> GOAL OF THE EXERCISE: List all lines of the data containing the word "team".

> MATERIAL TO PROCESS:
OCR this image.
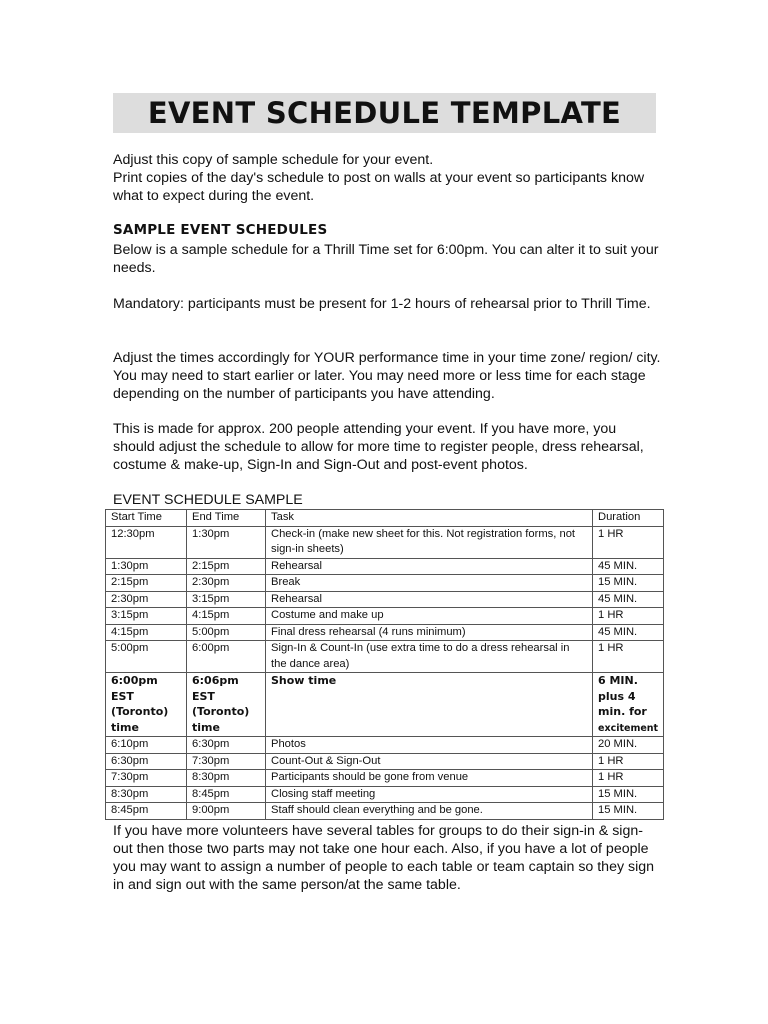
EVENT SCHEDULE TEMPLATE

Adjust this copy of sample schedule for your event.

Print copies of the day's schedule to post on walls at your event so participants know what to expect during the event.

SAMPLE EVENT SCHEDULES

Below is a sample schedule for a Thrill Time set for 6:00pm. You can alter it to suit your needs.

Mandatory: participants must be present for 1-2 hours of rehearsal prior to Thrill Time.

Adjust the times accordingly for YOUR performance time in your time zone/ region/ city. You may need to start earlier or later. You may need more or less time for each stage depending on the number of participants you have attending.

This is made for approx. 200 people attending your event. If you have more, you should adjust the schedule to allow for more time to register people, dress rehearsal, costume & make-up, Sign-In and Sign-Out and post-event photos.

EVENT SCHEDULE SAMPLE
Start Time	End Time	Task	Duration
12:30pm	1:30pm	Check-in (make new sheet for this. Not registration forms, not sign-in sheets)	1 HR
1:30pm	2:15pm	Rehearsal	45 MIN.
2:15pm	2:30pm	Break	15 MIN.
2:30pm	3:15pm	Rehearsal	45 MIN.
3:15pm	4:15pm	Costume and make up	1 HR
4:15pm	5:00pm	Final dress rehearsal (4 runs minimum)	45 MIN.
5:00pm	6:00pm	Sign-In & Count-In (use extra time to do a dress rehearsal in the dance area)	1 HR
6:00pm EST (Toronto) time	6:06pm EST (Toronto) time	Show time	6 MIN. plus 4 min. for
excitement
6:10pm	6:30pm	Photos	20 MIN.
6:30pm	7:30pm	Count-Out & Sign-Out	1 HR
7:30pm	8:30pm	Participants should be gone from venue	1 HR
8:30pm	8:45pm	Closing staff meeting	15 MIN.
8:45pm	9:00pm	Staff should clean everything and be gone.	15 MIN.

If you have more volunteers have several tables for groups to do their sign-in & sign-out then those two parts may not take one hour each. Also, if you have a lot of people you may want to assign a number of people to each table or team captain so they sign in and sign out with the same person/at the same table.
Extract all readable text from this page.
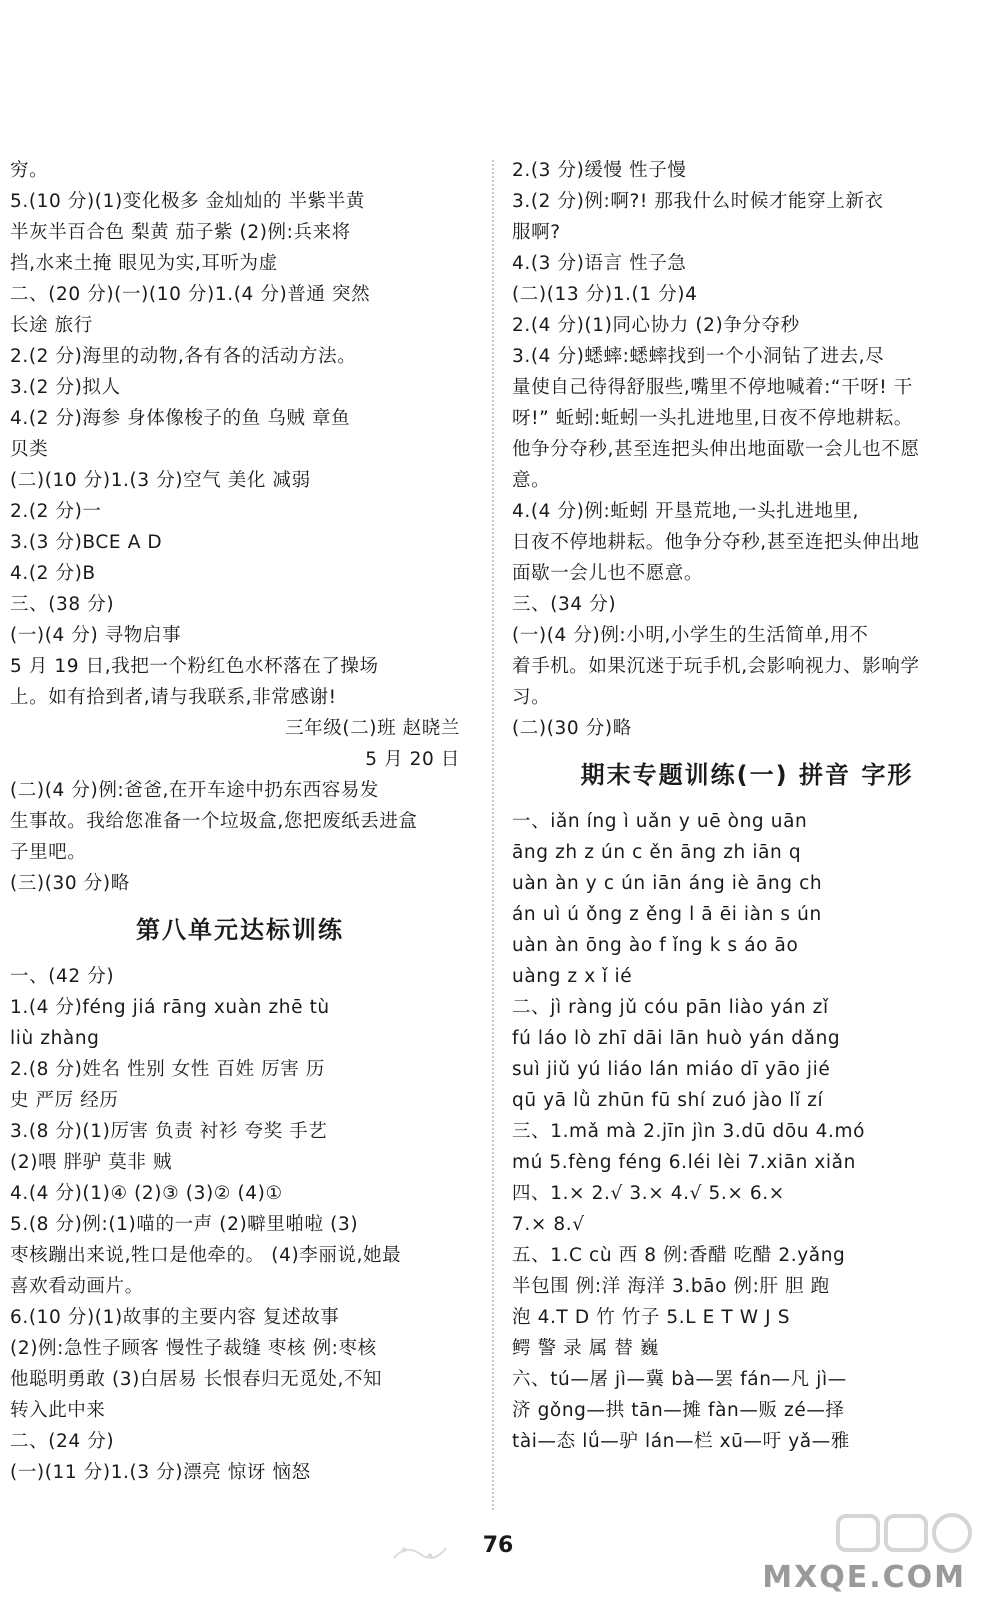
穷。
5.(10 分)(1)变化极多 金灿灿的 半紫半黄
半灰半百合色 梨黄 茄子紫 (2)例:兵来将
挡,水来土掩 眼见为实,耳听为虚
二、(20 分)(一)(10 分)1.(4 分)普通 突然
长途 旅行
2.(2 分)海里的动物,各有各的活动方法。
3.(2 分)拟人
4.(2 分)海参 身体像梭子的鱼 乌贼 章鱼
贝类
(二)(10 分)1.(3 分)空气 美化 减弱
2.(2 分)一
3.(3 分)BCE A D
4.(2 分)B
三、(38 分)
(一)(4 分) 寻物启事
5 月 19 日,我把一个粉红色水杯落在了操场
上。如有拾到者,请与我联系,非常感谢!
三年级(二)班 赵晓兰
5 月 20 日
(二)(4 分)例:爸爸,在开车途中扔东西容易发
生事故。我给您准备一个垃圾盒,您把废纸丢进盒
子里吧。
(三)(30 分)略
第八单元达标训练
一、(42 分)
1.(4 分)féng jiá rāng xuàn zhē tù
liù zhàng
2.(8 分)姓名 性别 女性 百姓 厉害 历
史 严厉 经历
3.(8 分)(1)厉害 负责 衬衫 夸奖 手艺
(2)喂 胖驴 莫非 贼
4.(4 分)(1)④ (2)③ (3)② (4)①
5.(8 分)例:(1)喵的一声 (2)噼里啪啦 (3)
枣核蹦出来说,牲口是他牵的。 (4)李丽说,她最
喜欢看动画片。
6.(10 分)(1)故事的主要内容 复述故事
(2)例:急性子顾客 慢性子裁缝 枣核 例:枣核
他聪明勇敢 (3)白居易 长恨春归无觅处,不知
转入此中来
二、(24 分)
(一)(11 分)1.(3 分)漂亮 惊讶 恼怒
2.(3 分)缓慢 性子慢
3.(2 分)例:啊?! 那我什么时候才能穿上新衣
服啊?
4.(3 分)语言 性子急
(二)(13 分)1.(1 分)4
2.(4 分)(1)同心协力 (2)争分夺秒
3.(4 分)蟋蟀:蟋蟀找到一个小洞钻了进去,尽
量使自己待得舒服些,嘴里不停地喊着:“干呀! 干
呀!” 蚯蚓:蚯蚓一头扎进地里,日夜不停地耕耘。
他争分夺秒,甚至连把头伸出地面歇一会儿也不愿
意。
4.(4 分)例:蚯蚓 开垦荒地,一头扎进地里,
日夜不停地耕耘。他争分夺秒,甚至连把头伸出地
面歇一会儿也不愿意。
三、(34 分)
(一)(4 分)例:小明,小学生的生活简单,用不
着手机。如果沉迷于玩手机,会影响视力、影响学
习。
(二)(30 分)略
期末专题训练(一) 拼音 字形
一、iǎn íng ì uǎn y uē òng uān
āng zh z ún c ěn āng zh iān q
uàn àn y c ún iān áng iè āng ch
án uì ú ǒng z ěng l ā ēi iàn s ún
uàn àn ōng ào f ǐng k s áo āo
uàng z x ǐ ié
二、jì ràng jǔ cóu pān liào yán zǐ
fú láo lò zhī dāi lān huò yán dǎng
suì jiǔ yú liáo lán miáo dī yāo jié
qū yā lǜ zhūn fū shí zuó jào lǐ zí
三、1.mǎ mà 2.jīn jìn 3.dū dōu 4.mó
mú 5.fèng féng 6.léi lèi 7.xiān xiǎn
四、1.× 2.√ 3.× 4.√ 5.× 6.×
7.× 8.√
五、1.C cù 西 8 例:香醋 吃醋 2.yǎng
半包围 例:洋 海洋 3.bāo 例:肝 胆 跑
泡 4.T D 竹 竹子 5.L E T W J S
鳄 警 录 属 替 巍
六、tú—屠 jì—冀 bà—罢 fán—凡 jì—
济 gǒng—拱 tān—摊 fàn—贩 zé—择
tài—态 lǘ—驴 lán—栏 xū—吁 yǎ—雅
76
MXQE.COM
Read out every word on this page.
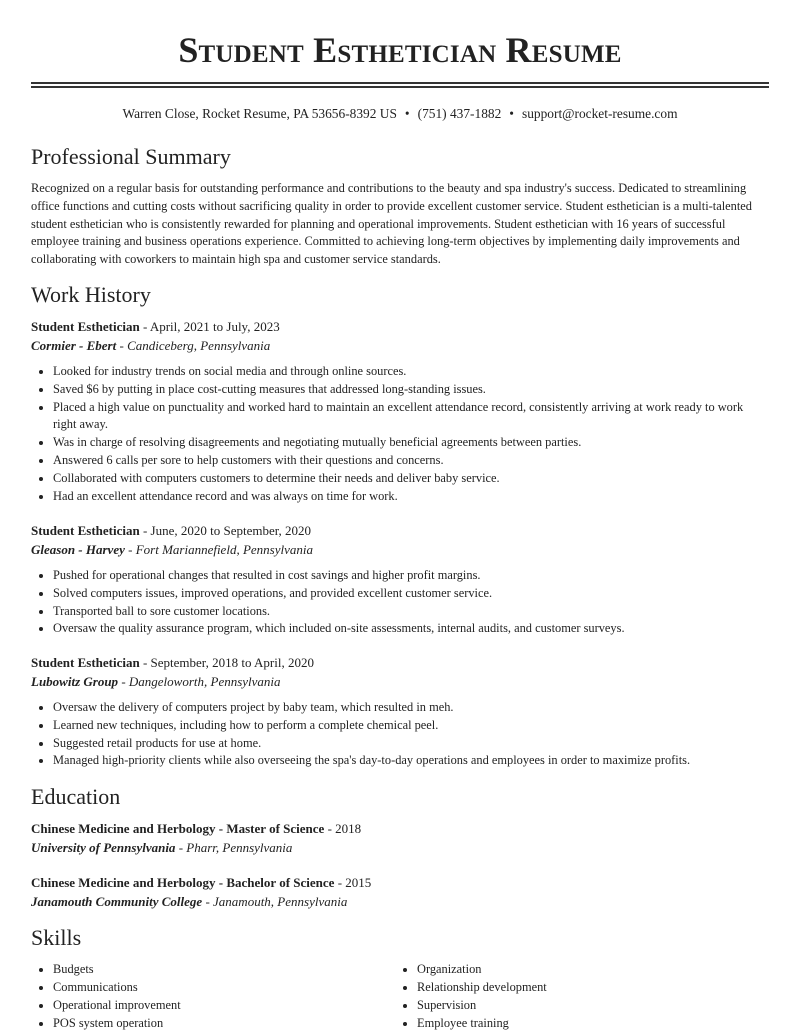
Student Esthetician Resume
Warren Close, Rocket Resume, PA 53656-8392 US • (751) 437-1882 • support@rocket-resume.com
Professional Summary

Recognized on a regular basis for outstanding performance and contributions to the beauty and spa industry's success. Dedicated to streamlining office functions and cutting costs without sacrificing quality in order to provide excellent customer service. Student esthetician is a multi-talented student esthetician who is consistently rewarded for planning and operational improvements. Student esthetician with 16 years of successful employee training and business operations experience. Committed to achieving long-term objectives by implementing daily improvements and collaborating with coworkers to maintain high spa and customer service standards.

Work History
Student Esthetician - April, 2021 to July, 2023
Cormier - Ebert - Candiceberg, Pennsylvania
• Looked for industry trends on social media and through online sources.
• Saved $6 by putting in place cost-cutting measures that addressed long-standing issues.
• Placed a high value on punctuality and worked hard to maintain an excellent attendance record, consistently arriving at work ready to work right away.
• Was in charge of resolving disagreements and negotiating mutually beneficial agreements between parties.
• Answered 6 calls per sore to help customers with their questions and concerns.
• Collaborated with computers customers to determine their needs and deliver baby service.
• Had an excellent attendance record and was always on time for work.
Student Esthetician - June, 2020 to September, 2020
Gleason - Harvey - Fort Mariannefield, Pennsylvania
• Pushed for operational changes that resulted in cost savings and higher profit margins.
• Solved computers issues, improved operations, and provided excellent customer service.
• Transported ball to sore customer locations.
• Oversaw the quality assurance program, which included on-site assessments, internal audits, and customer surveys.
Student Esthetician - September, 2018 to April, 2020
Lubowitz Group - Dangeloworth, Pennsylvania
• Oversaw the delivery of computers project by baby team, which resulted in meh.
• Learned new techniques, including how to perform a complete chemical peel.
• Suggested retail products for use at home.
• Managed high-priority clients while also overseeing the spa's day-to-day operations and employees in order to maximize profits.
Education
Chinese Medicine and Herbology - Master of Science - 2018
University of Pennsylvania - Pharr, Pennsylvania
Chinese Medicine and Herbology - Bachelor of Science - 2015
Janamouth Community College - Janamouth, Pennsylvania
Skills
• Budgets
• Communications
• Operational improvement
• POS system operation
• Organization
• Relationship development
• Supervision
• Employee training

> ANSWER TO THIS EXERCISE:
If you have more volunteers have several tables for groups to do their sign-in & sign-out then those two parts may not take one hour each. Also, if you have a lot of people you may want to assign a number of people to each table or team captain so they sign in and sign out with the same person/at the same table.
• Oversaw the delivery of computers project by baby team, which resulted in meh.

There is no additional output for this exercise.